**Stated problem:**
Give every line of the data again, unchanged, but with no pictures.

——

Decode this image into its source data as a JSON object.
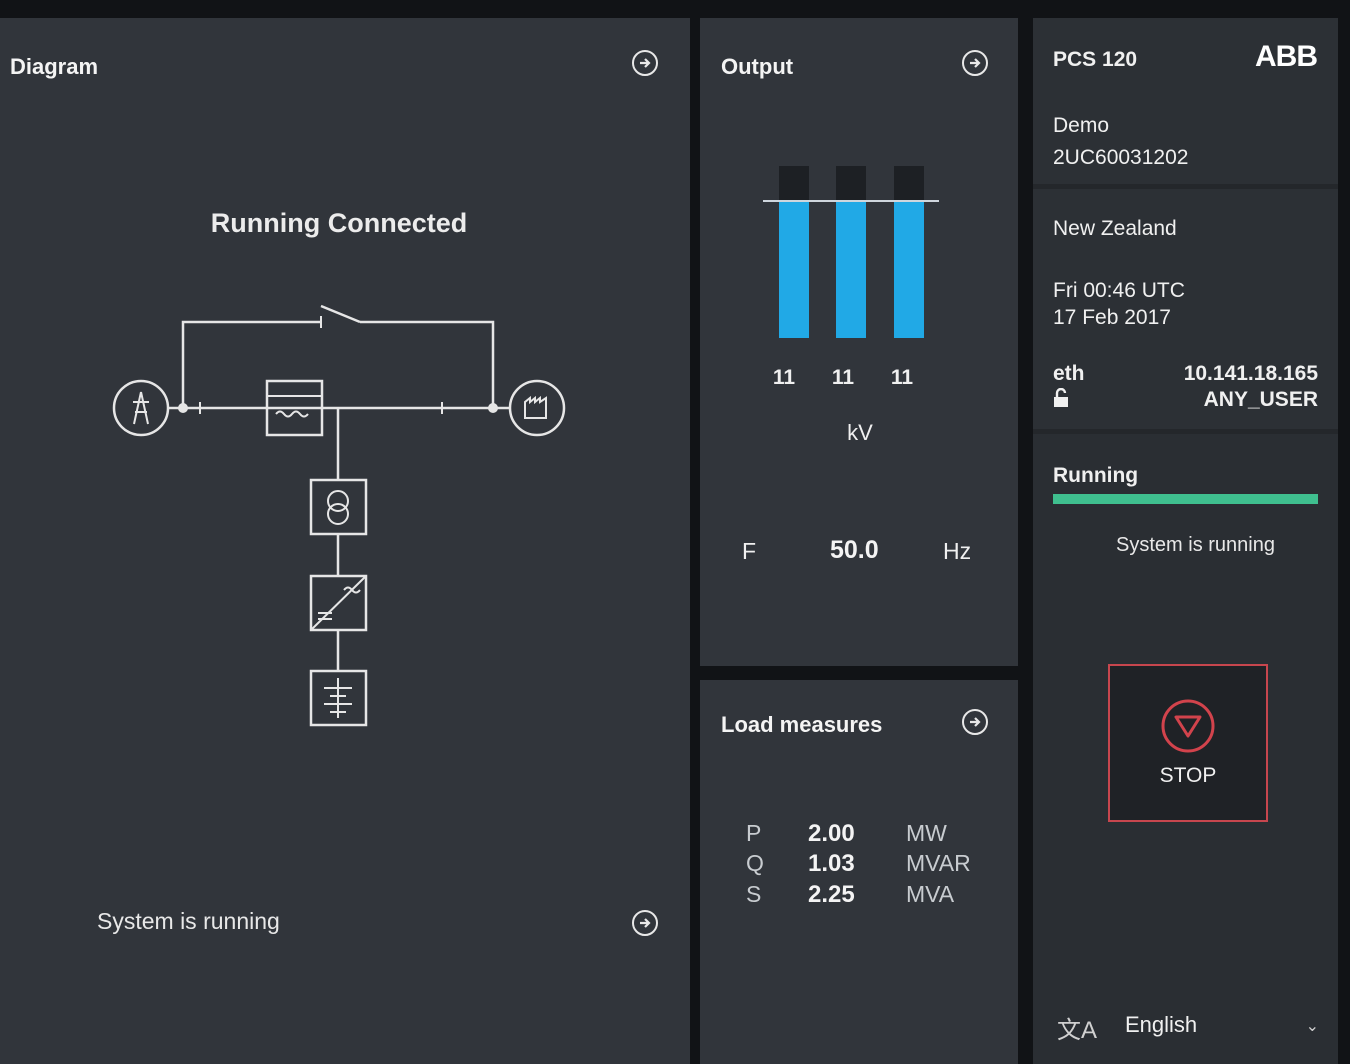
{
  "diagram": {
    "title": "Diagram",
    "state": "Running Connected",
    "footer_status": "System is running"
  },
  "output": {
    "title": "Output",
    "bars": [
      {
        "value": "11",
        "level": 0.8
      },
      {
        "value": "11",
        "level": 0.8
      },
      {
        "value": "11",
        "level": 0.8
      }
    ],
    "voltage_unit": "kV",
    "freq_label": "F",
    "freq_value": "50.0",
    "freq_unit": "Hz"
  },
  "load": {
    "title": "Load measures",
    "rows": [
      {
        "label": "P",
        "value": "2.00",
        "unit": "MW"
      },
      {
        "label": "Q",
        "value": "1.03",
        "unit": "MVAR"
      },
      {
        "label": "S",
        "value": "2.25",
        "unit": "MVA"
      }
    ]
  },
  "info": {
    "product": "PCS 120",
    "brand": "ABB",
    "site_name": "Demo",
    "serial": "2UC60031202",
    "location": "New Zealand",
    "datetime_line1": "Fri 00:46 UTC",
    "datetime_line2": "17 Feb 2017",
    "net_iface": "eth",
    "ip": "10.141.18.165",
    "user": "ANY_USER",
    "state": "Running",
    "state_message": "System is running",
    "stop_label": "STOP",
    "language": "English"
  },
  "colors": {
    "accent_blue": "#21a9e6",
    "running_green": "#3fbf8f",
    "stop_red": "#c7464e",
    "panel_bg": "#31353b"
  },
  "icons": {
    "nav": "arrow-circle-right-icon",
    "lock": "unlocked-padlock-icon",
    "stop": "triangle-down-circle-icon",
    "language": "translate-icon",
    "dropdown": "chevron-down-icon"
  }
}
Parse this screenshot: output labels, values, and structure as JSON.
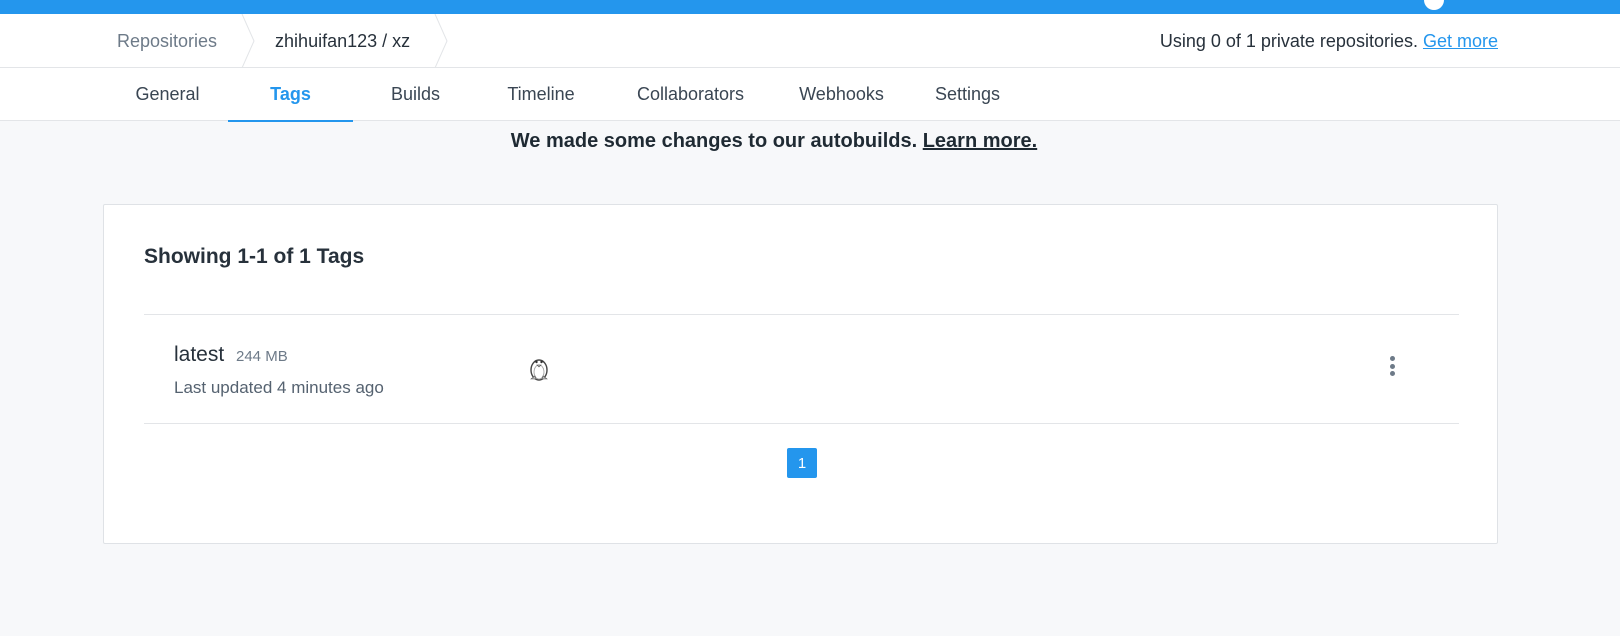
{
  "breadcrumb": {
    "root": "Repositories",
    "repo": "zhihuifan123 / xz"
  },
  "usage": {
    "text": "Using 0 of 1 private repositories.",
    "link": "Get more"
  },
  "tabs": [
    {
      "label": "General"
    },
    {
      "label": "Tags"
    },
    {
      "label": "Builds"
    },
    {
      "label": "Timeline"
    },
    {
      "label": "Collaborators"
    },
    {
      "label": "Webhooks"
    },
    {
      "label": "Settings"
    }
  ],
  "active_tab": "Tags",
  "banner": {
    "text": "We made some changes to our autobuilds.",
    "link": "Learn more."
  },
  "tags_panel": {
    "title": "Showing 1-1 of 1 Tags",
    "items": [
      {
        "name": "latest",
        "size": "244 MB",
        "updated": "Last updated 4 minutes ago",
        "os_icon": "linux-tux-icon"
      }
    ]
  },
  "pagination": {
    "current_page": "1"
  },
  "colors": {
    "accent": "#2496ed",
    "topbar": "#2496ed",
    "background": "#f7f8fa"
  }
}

——

**Correct response:**
Decode this image into its source data as a JSON object.
{
  "diagram": {
    "title": "Diagram",
    "state": "Running Connected",
    "footer_status": "System is running"
  },
  "output": {
    "title": "Output",
    "bars": [
      {
        "value": "11",
        "level": 0.8
      },
      {
        "value": "11",
        "level": 0.8
      },
      {
        "value": "11",
        "level": 0.8
      }
    ],
    "voltage_unit": "kV",
    "freq_label": "F",
    "freq_value": "50.0",
    "freq_unit": "Hz"
  },
  "load": {
    "title": "Load measures",
    "rows": [
      {
        "label": "P",
        "value": "2.00",
        "unit": "MW"
      },
      {
        "label": "Q",
        "value": "1.03",
        "unit": "MVAR"
      },
      {
        "label": "S",
        "value": "2.25",
        "unit": "MVA"
      }
    ]
  },
  "info": {
    "product": "PCS 120",
    "brand": "ABB",
    "site_name": "Demo",
    "serial": "2UC60031202",
    "location": "New Zealand",
    "datetime_line1": "Fri 00:46 UTC",
    "datetime_line2": "17 Feb 2017",
    "net_iface": "eth",
    "ip": "10.141.18.165",
    "user": "ANY_USER",
    "state": "Running",
    "state_message": "System is running",
    "stop_label": "STOP",
    "language": "English"
  },
  "colors": {
    "accent_blue": "#21a9e6",
    "running_green": "#3fbf8f",
    "stop_red": "#c7464e",
    "panel_bg": "#31353b"
  },
  "icons": {
    "nav": "arrow-circle-right-icon",
    "lock": "unlocked-padlock-icon",
    "stop": "triangle-down-circle-icon",
    "language": "translate-icon",
    "dropdown": "chevron-down-icon"
  }
}
Parse this screenshot: output labels, values, and structure as JSON.
{
  "breadcrumb": {
    "root": "Repositories",
    "repo": "zhihuifan123 / xz"
  },
  "usage": {
    "text": "Using 0 of 1 private repositories.",
    "link": "Get more"
  },
  "tabs": [
    {
      "label": "General"
    },
    {
      "label": "Tags"
    },
    {
      "label": "Builds"
    },
    {
      "label": "Timeline"
    },
    {
      "label": "Collaborators"
    },
    {
      "label": "Webhooks"
    },
    {
      "label": "Settings"
    }
  ],
  "active_tab": "Tags",
  "banner": {
    "text": "We made some changes to our autobuilds.",
    "link": "Learn more."
  },
  "tags_panel": {
    "title": "Showing 1-1 of 1 Tags",
    "items": [
      {
        "name": "latest",
        "size": "244 MB",
        "updated": "Last updated 4 minutes ago",
        "os_icon": "linux-tux-icon"
      }
    ]
  },
  "pagination": {
    "current_page": "1"
  },
  "colors": {
    "accent": "#2496ed",
    "topbar": "#2496ed",
    "background": "#f7f8fa"
  }
}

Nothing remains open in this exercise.